- _GIVEN EXERCISE_:
Can you arrange every line of the records below as a numbered list, skipping blank lines and leaving out the pictures?

- _Layout annotation records_:
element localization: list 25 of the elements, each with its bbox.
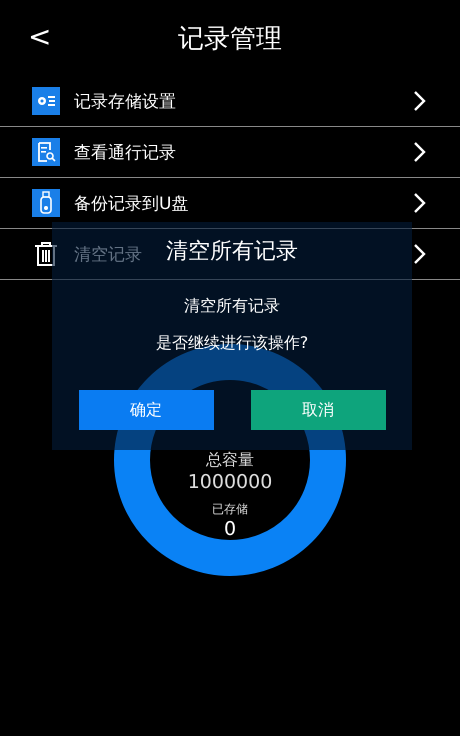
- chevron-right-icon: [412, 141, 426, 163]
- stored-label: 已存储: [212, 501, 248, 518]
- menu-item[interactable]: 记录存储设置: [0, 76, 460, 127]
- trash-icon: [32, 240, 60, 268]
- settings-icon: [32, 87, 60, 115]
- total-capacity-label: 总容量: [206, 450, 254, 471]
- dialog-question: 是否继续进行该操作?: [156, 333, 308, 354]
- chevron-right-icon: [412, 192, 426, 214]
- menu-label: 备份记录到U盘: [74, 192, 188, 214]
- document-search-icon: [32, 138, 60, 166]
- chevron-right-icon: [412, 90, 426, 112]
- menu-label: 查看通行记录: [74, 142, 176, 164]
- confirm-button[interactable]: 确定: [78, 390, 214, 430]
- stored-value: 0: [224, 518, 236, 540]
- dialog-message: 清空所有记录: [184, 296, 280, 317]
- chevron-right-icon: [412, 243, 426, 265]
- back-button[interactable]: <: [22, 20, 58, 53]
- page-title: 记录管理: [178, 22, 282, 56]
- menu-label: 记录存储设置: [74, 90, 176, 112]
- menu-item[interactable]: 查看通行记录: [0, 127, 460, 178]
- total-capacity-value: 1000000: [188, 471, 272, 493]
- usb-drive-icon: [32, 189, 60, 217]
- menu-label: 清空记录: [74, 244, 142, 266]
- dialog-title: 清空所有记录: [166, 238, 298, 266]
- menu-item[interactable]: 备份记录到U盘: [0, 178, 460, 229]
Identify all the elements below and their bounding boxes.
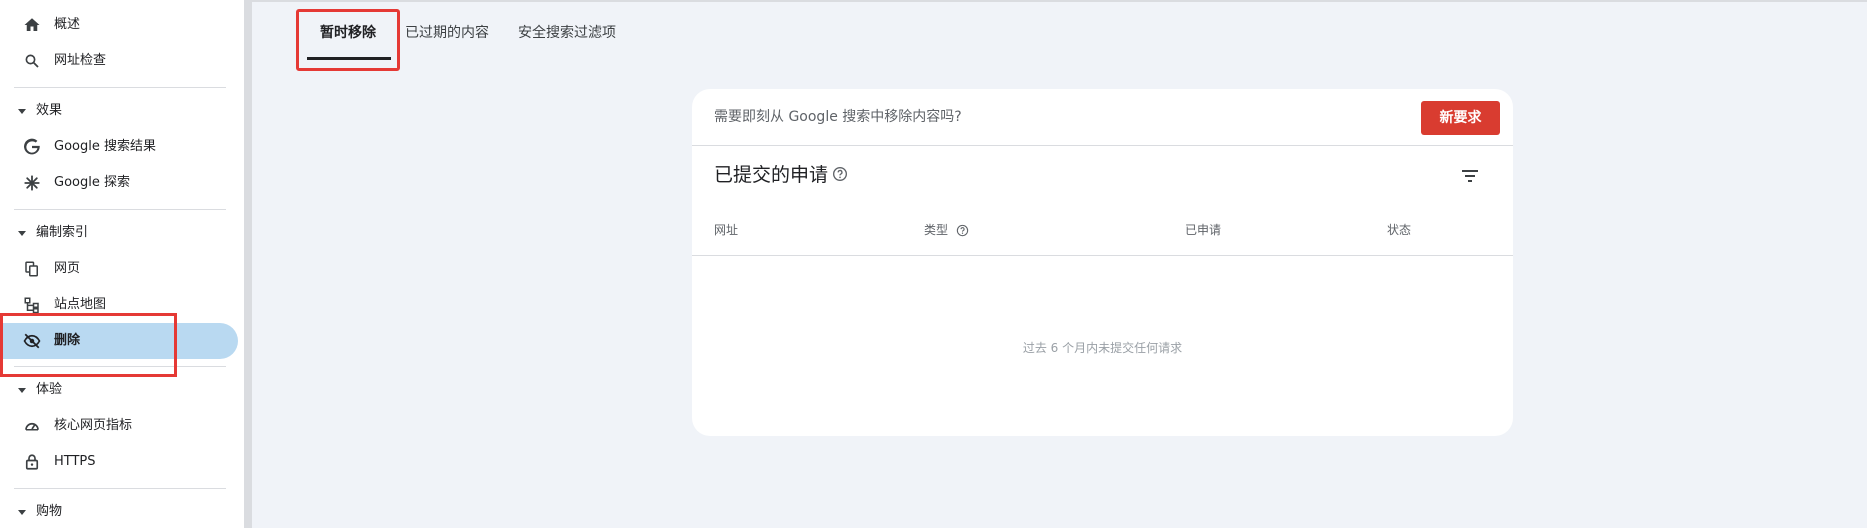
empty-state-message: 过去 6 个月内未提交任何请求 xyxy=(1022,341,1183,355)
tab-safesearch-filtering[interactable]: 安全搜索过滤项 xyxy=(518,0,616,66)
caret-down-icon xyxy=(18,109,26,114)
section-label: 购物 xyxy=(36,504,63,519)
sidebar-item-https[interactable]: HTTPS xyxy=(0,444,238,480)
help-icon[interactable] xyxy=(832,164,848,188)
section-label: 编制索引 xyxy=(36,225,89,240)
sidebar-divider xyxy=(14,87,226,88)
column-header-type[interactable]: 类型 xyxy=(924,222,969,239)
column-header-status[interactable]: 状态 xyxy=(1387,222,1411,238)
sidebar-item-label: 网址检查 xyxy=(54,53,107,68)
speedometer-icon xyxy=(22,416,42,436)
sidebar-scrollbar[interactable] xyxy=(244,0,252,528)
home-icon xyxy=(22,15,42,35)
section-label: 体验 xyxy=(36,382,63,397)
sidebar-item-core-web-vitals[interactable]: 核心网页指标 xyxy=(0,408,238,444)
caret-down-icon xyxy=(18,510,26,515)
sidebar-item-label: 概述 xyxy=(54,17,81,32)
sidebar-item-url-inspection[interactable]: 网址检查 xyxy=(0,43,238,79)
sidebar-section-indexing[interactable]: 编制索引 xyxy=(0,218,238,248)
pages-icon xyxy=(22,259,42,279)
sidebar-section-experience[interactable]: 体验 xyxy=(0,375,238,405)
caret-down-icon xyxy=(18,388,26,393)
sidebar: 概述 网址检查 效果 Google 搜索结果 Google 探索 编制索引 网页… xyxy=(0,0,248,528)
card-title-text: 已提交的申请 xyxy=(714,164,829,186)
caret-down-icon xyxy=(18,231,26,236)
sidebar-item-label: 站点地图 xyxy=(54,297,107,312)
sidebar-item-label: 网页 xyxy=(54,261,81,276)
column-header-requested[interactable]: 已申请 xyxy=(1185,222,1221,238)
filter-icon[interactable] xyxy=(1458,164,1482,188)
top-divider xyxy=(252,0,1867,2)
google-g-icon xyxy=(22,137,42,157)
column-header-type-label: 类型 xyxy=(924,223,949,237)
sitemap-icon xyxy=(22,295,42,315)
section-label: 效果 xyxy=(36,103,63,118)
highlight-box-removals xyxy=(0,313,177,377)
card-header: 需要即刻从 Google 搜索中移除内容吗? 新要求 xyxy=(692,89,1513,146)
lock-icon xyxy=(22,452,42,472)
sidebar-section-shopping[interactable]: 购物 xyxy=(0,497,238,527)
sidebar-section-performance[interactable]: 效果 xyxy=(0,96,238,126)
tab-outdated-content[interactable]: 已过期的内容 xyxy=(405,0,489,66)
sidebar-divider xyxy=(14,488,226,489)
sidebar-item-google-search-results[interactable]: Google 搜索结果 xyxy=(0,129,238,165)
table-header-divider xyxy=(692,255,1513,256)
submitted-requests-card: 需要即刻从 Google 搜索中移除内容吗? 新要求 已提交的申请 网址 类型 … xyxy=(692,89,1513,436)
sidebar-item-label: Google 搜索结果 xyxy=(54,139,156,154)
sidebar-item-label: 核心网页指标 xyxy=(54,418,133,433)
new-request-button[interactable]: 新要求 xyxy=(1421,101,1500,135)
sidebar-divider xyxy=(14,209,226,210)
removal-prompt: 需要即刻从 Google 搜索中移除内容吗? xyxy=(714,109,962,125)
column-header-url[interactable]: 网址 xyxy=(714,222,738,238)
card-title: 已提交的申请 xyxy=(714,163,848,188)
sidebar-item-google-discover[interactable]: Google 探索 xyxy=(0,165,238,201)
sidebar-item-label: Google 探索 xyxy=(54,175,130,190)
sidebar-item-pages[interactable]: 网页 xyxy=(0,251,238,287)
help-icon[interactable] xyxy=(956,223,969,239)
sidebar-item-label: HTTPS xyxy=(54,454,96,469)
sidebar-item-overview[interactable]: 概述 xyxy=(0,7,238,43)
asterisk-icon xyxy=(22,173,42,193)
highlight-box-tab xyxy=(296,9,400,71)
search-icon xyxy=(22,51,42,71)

- _EXERCISE OUTPUT_:
1. element localization: list 25 of the elements, each with its bbox.
2. - chevron-right-icon: [412, 141, 426, 163]
3. - stored-label: 已存储: [212, 501, 248, 518]
4. - menu-item[interactable]: 记录存储设置: [0, 76, 460, 127]
5. - trash-icon: [32, 240, 60, 268]
6. - settings-icon: [32, 87, 60, 115]
7. - total-capacity-label: 总容量: [206, 450, 254, 471]
8. - dialog-question: 是否继续进行该操作?: [156, 333, 308, 354]
9. - chevron-right-icon: [412, 192, 426, 214]
10. - menu-label: 备份记录到U盘: [74, 192, 188, 214]
11. - document-search-icon: [32, 138, 60, 166]
12. - chevron-right-icon: [412, 90, 426, 112]
13. - menu-label: 查看通行记录: [74, 142, 176, 164]
14. - confirm-button[interactable]: 确定: [78, 390, 214, 430]
15. - stored-value: 0: [224, 518, 236, 540]
16. - dialog-message: 清空所有记录: [184, 296, 280, 317]
17. - chevron-right-icon: [412, 243, 426, 265]
18. - back-button[interactable]: <: [22, 20, 58, 53]
19. - page-title: 记录管理: [178, 22, 282, 56]
20. - menu-label: 记录存储设置: [74, 90, 176, 112]
21. - menu-item[interactable]: 查看通行记录: [0, 127, 460, 178]
22. - total-capacity-value: 1000000: [188, 471, 272, 493]
23. - usb-drive-icon: [32, 189, 60, 217]
24. - menu-label: 清空记录: [74, 244, 142, 266]
25. - dialog-title: 清空所有记录: [166, 238, 298, 266]
26. - menu-item[interactable]: 备份记录到U盘: [0, 178, 460, 229]
27. Identify all the elements below and their bounding boxes.
28. empty-state-message: 过去 6 个月内未提交任何请求 xyxy=(1022,341,1183,355)
29. tab-safesearch-filtering[interactable]: 安全搜索过滤项 xyxy=(518,0,616,66)
30. caret-down-icon xyxy=(18,109,26,114)
31. section-label: 购物 xyxy=(36,504,63,519)
32. sidebar-item-https[interactable]: HTTPS xyxy=(0,444,238,480)
33. help-icon[interactable] xyxy=(832,164,848,188)
34. section-label: 编制索引 xyxy=(36,225,89,240)
35. sidebar-divider xyxy=(14,87,226,88)
36. column-header-type[interactable]: 类型 xyxy=(924,222,969,239)
37. column-header-status[interactable]: 状态 xyxy=(1387,222,1411,238)
38. sidebar-item-label: 网址检查 xyxy=(54,53,107,68)
39. speedometer-icon xyxy=(22,416,42,436)
40. sidebar-scrollbar[interactable] xyxy=(244,0,252,528)
41. home-icon xyxy=(22,15,42,35)
42. section-label: 体验 xyxy=(36,382,63,397)
43. sidebar-item-core-web-vitals[interactable]: 核心网页指标 xyxy=(0,408,238,444)
44. caret-down-icon xyxy=(18,510,26,515)
45. sidebar-item-label: 概述 xyxy=(54,17,81,32)
46. sidebar-item-url-inspection[interactable]: 网址检查 xyxy=(0,43,238,79)
47. sidebar-section-indexing[interactable]: 编制索引 xyxy=(0,218,238,248)
48. pages-icon xyxy=(22,259,42,279)
49. sidebar-section-experience[interactable]: 体验 xyxy=(0,375,238,405)
50. caret-down-icon xyxy=(18,388,26,393)
51. sidebar: 概述 网址检查 效果 Google 搜索结果 Google 探索 编制索引 网页… xyxy=(0,0,248,528)
52. card-title-text: 已提交的申请 xyxy=(714,164,829,186)
53. caret-down-icon xyxy=(18,231,26,236)
54. sidebar-item-label: 站点地图 xyxy=(54,297,107,312)
55. sidebar-item-label: 网页 xyxy=(54,261,81,276)
56. column-header-requested[interactable]: 已申请 xyxy=(1185,222,1221,238)
57. filter-icon[interactable] xyxy=(1458,164,1482,188)
58. top-divider xyxy=(252,0,1867,2)
59. google-g-icon xyxy=(22,137,42,157)
60. column-header-type-label: 类型 xyxy=(924,223,949,237)
61. sitemap-icon xyxy=(22,295,42,315)
62. section-label: 效果 xyxy=(36,103,63,118)
63. highlight-box-removals xyxy=(0,313,177,377)
64. card-header: 需要即刻从 Google 搜索中移除内容吗? 新要求 xyxy=(692,89,1513,146)
65. lock-icon xyxy=(22,452,42,472)
66. sidebar-section-shopping[interactable]: 购物 xyxy=(0,497,238,527)
67. sidebar-section-performance[interactable]: 效果 xyxy=(0,96,238,126)
68. tab-outdated-content[interactable]: 已过期的内容 xyxy=(405,0,489,66)
69. sidebar-divider xyxy=(14,488,226,489)
70. sidebar-item-google-search-results[interactable]: Google 搜索结果 xyxy=(0,129,238,165)
71. table-header-divider xyxy=(692,255,1513,256)
72. submitted-requests-card: 需要即刻从 Google 搜索中移除内容吗? 新要求 已提交的申请 网址 类型 … xyxy=(692,89,1513,436)
73. sidebar-item-label: Google 搜索结果 xyxy=(54,139,156,154)
74. sidebar-item-label: 核心网页指标 xyxy=(54,418,133,433)
75. new-request-button[interactable]: 新要求 xyxy=(1421,101,1500,135)
76. sidebar-divider xyxy=(14,209,226,210)
77. removal-prompt: 需要即刻从 Google 搜索中移除内容吗? xyxy=(714,109,962,125)
78. column-header-url[interactable]: 网址 xyxy=(714,222,738,238)
79. card-title: 已提交的申请 xyxy=(714,163,848,188)
80. sidebar-item-google-discover[interactable]: Google 探索 xyxy=(0,165,238,201)
81. sidebar-item-label: Google 探索 xyxy=(54,175,130,190)
82. sidebar-item-pages[interactable]: 网页 xyxy=(0,251,238,287)
83. help-icon[interactable] xyxy=(956,223,969,239)
84. sidebar-item-label: HTTPS xyxy=(54,454,96,469)
85. sidebar-item-overview[interactable]: 概述 xyxy=(0,7,238,43)
86. asterisk-icon xyxy=(22,173,42,193)
87. highlight-box-tab xyxy=(296,9,400,71)
88. search-icon xyxy=(22,51,42,71)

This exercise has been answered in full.